(SHORT PROBLEM): Identify each line holding the string "Flughafen" and copy it.

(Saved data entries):
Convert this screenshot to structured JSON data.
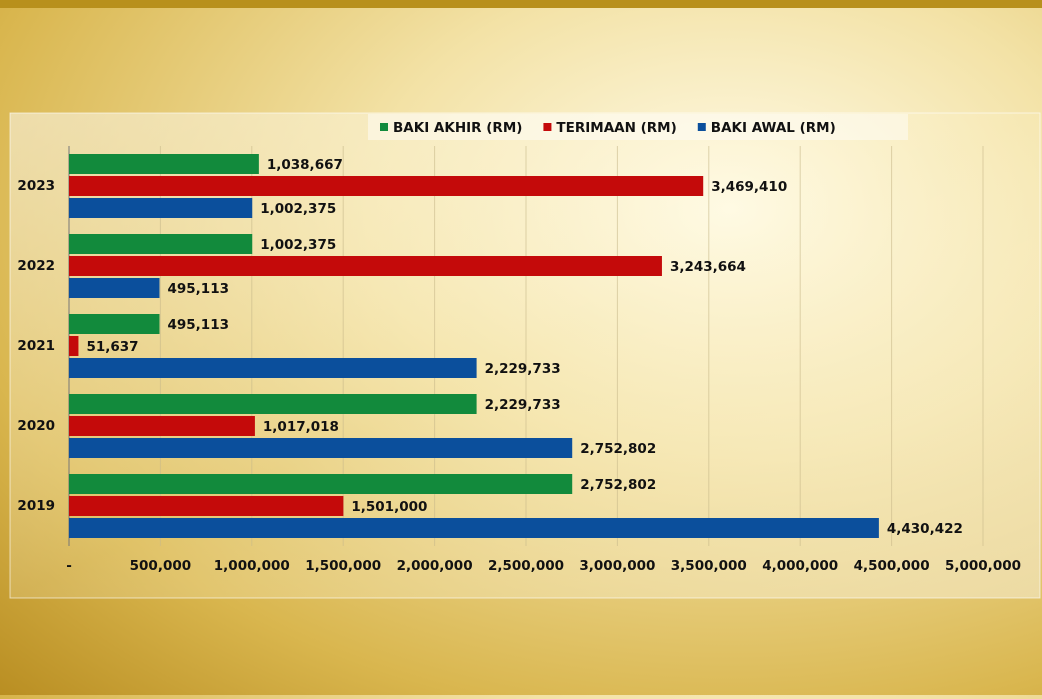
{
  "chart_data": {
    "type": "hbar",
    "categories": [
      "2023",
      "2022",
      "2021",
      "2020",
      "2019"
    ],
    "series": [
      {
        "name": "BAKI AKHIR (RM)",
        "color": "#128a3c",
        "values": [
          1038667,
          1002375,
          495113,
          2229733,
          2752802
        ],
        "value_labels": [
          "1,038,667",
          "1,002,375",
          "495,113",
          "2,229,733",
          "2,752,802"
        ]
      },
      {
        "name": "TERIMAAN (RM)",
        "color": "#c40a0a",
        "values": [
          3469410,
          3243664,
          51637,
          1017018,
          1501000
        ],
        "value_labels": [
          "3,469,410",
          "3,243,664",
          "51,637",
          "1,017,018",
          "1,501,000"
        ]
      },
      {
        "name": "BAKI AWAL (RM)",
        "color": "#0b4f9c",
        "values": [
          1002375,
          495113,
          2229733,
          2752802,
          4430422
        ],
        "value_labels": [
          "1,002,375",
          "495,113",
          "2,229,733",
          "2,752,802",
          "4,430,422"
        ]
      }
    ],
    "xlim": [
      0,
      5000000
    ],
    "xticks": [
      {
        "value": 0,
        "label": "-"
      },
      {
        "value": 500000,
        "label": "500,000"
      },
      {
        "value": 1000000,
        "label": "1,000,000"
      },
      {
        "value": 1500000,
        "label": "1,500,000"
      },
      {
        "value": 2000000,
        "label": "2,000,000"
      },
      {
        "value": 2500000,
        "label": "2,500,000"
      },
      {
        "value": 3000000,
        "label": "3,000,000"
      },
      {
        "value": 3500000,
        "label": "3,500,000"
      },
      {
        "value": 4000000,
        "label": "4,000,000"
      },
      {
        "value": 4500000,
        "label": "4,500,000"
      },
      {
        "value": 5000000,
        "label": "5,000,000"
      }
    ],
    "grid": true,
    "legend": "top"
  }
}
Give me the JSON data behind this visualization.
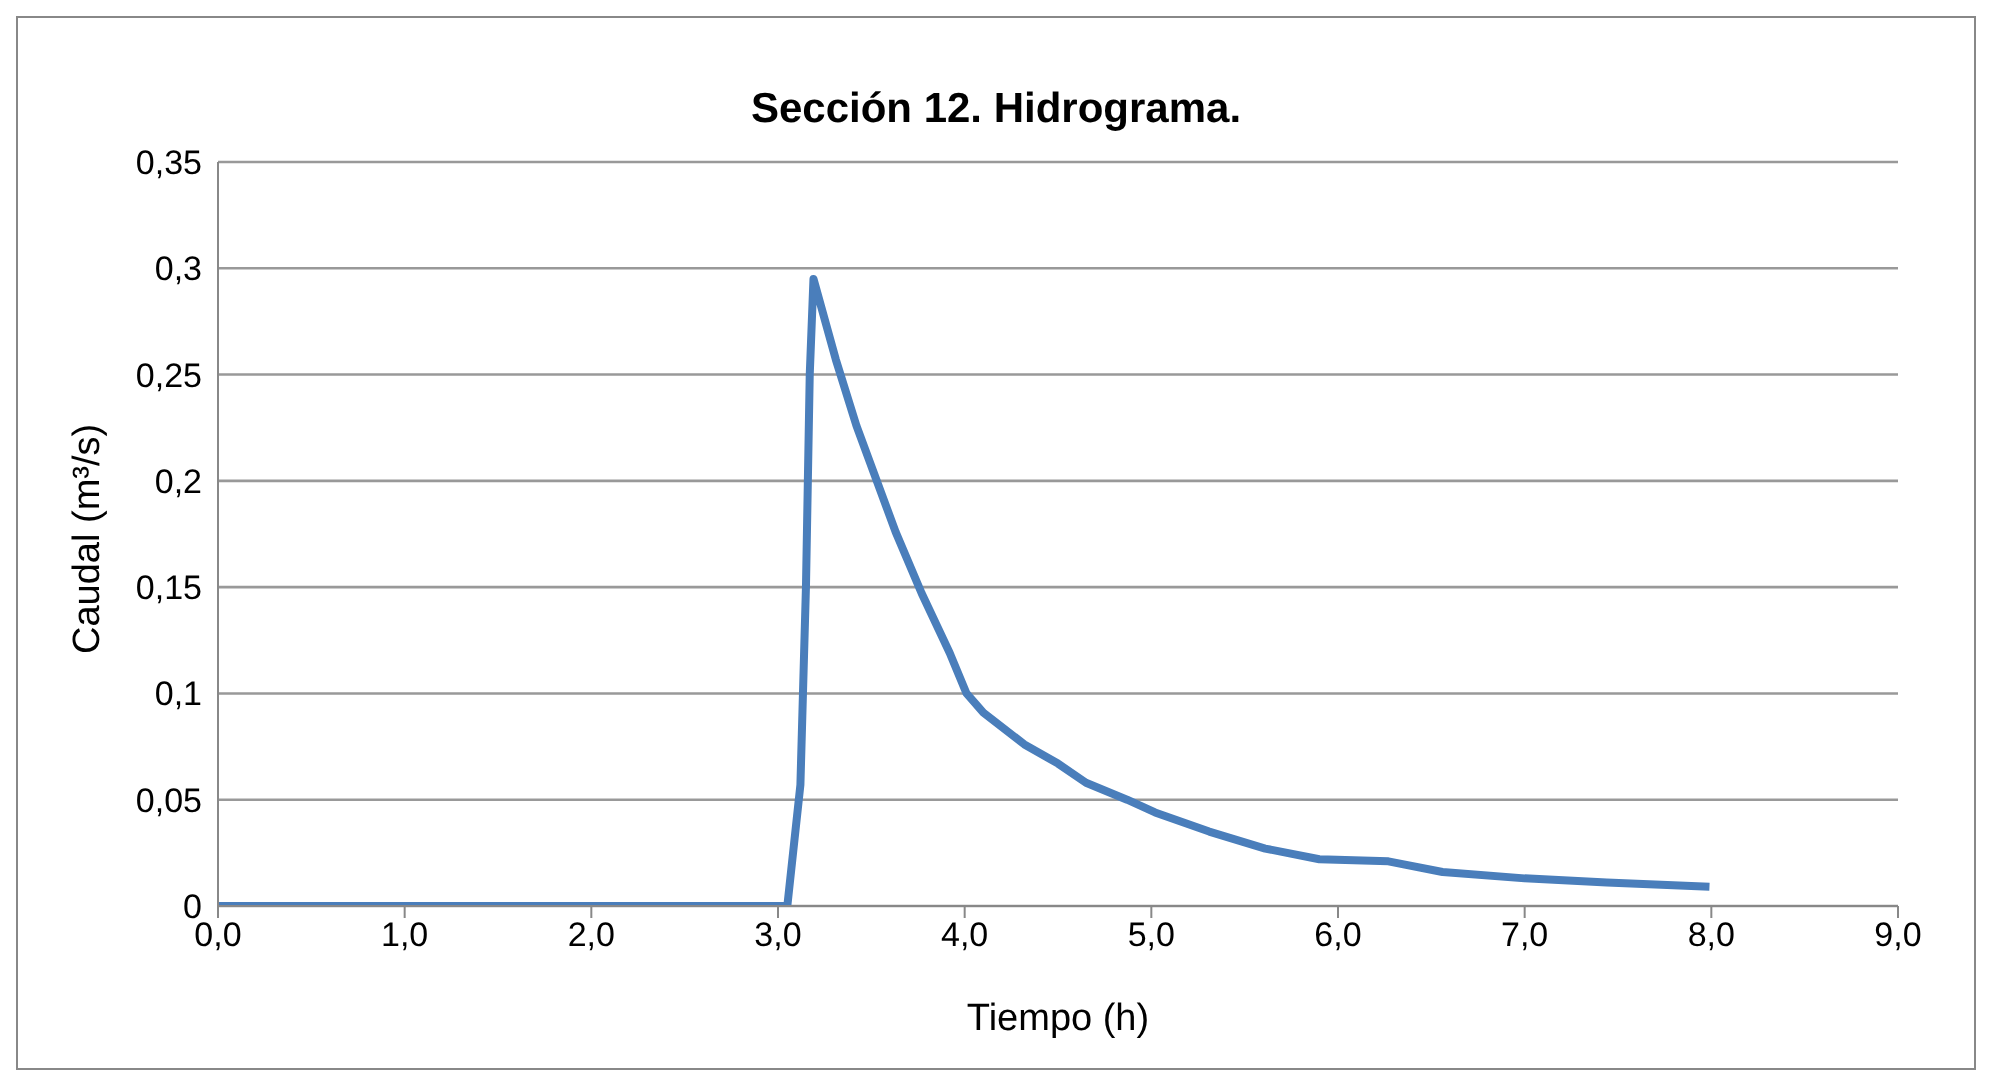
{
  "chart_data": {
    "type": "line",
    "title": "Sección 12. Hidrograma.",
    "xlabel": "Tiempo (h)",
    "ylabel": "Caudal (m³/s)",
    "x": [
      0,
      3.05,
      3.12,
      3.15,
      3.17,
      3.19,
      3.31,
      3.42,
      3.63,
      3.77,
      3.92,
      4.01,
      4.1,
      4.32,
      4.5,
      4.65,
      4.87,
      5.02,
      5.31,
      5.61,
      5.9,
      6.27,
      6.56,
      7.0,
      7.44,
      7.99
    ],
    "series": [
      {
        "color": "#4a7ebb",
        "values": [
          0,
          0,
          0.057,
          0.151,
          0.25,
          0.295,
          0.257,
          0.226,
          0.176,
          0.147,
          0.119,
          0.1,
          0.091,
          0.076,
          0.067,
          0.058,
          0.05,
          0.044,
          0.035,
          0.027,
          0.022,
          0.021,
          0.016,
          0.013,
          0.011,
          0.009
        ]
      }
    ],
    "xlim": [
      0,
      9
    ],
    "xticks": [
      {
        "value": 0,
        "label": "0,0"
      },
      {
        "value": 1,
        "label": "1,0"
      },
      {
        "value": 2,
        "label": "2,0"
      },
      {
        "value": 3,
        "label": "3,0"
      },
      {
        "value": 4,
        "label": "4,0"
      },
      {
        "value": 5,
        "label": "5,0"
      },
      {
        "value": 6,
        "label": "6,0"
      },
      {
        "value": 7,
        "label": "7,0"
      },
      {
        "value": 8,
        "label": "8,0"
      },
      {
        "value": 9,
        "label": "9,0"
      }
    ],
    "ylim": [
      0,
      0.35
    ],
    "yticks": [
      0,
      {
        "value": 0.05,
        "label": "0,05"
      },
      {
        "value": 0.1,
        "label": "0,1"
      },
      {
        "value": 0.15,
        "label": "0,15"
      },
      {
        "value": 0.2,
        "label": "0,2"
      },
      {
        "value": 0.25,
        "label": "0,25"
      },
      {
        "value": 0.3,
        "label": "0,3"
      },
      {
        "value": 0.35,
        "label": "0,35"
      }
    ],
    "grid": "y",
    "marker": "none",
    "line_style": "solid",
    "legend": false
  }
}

...

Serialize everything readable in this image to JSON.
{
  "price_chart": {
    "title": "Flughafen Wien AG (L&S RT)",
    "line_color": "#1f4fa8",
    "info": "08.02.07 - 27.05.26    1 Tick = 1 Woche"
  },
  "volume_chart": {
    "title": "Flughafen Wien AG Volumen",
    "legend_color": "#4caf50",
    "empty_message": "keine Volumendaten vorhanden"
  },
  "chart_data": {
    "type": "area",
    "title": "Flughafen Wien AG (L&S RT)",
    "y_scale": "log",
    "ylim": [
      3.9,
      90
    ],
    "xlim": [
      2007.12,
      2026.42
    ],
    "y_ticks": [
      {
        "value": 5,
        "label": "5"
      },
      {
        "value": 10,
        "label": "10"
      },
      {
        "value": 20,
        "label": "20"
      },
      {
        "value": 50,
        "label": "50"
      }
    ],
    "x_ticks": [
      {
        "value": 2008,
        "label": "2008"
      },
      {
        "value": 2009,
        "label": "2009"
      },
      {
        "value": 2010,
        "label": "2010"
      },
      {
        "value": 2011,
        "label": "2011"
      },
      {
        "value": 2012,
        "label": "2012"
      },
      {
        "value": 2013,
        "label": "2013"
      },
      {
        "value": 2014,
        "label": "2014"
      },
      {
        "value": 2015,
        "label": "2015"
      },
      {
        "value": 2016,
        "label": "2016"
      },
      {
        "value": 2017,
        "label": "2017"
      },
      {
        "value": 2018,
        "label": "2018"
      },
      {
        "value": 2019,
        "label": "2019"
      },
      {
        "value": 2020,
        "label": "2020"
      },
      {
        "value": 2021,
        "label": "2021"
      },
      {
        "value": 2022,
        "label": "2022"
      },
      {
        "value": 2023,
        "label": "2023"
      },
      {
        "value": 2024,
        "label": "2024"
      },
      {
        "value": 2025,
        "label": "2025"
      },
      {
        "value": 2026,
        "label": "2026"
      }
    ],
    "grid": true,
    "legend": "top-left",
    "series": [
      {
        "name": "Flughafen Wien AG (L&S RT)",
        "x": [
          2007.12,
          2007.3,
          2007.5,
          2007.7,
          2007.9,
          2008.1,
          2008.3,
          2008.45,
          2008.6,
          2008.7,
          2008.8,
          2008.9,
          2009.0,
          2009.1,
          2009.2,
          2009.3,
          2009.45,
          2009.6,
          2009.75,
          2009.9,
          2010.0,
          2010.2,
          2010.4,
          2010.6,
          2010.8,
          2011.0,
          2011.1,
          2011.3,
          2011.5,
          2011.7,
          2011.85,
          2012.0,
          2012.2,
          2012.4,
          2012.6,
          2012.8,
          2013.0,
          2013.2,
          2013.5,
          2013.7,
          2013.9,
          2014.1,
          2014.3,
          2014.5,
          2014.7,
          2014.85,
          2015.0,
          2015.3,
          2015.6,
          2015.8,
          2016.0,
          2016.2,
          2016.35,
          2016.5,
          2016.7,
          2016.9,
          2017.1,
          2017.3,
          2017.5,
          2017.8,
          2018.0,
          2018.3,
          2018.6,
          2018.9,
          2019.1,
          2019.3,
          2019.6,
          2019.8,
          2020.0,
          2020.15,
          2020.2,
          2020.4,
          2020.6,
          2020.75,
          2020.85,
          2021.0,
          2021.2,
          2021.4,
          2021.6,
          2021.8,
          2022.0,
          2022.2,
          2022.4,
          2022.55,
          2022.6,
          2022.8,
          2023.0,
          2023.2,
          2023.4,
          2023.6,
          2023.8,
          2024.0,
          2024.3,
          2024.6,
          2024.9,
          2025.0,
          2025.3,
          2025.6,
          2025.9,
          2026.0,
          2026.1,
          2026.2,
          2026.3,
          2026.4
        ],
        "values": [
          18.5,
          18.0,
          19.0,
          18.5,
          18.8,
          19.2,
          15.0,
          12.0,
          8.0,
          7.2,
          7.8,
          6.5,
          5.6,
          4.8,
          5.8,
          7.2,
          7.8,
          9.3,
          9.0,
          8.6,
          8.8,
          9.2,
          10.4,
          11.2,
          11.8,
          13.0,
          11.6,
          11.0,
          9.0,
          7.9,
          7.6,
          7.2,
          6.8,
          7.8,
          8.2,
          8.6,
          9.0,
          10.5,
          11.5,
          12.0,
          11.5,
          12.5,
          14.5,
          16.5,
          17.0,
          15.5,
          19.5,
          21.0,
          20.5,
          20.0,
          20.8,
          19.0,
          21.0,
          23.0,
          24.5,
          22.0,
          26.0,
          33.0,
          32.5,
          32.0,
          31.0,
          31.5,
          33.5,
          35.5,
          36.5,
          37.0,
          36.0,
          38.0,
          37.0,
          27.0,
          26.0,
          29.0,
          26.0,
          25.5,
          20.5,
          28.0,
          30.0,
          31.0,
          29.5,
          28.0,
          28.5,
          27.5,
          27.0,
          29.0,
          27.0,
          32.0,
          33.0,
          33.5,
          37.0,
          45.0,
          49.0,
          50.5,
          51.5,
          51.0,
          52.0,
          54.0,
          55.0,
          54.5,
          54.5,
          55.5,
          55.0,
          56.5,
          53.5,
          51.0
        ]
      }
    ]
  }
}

(THE OUTPUT):
    "title": "Flughafen Wien AG (L&S RT)",
    "title": "Flughafen Wien AG Volumen",
    "title": "Flughafen Wien AG (L&S RT)",
        "name": "Flughafen Wien AG (L&S RT)",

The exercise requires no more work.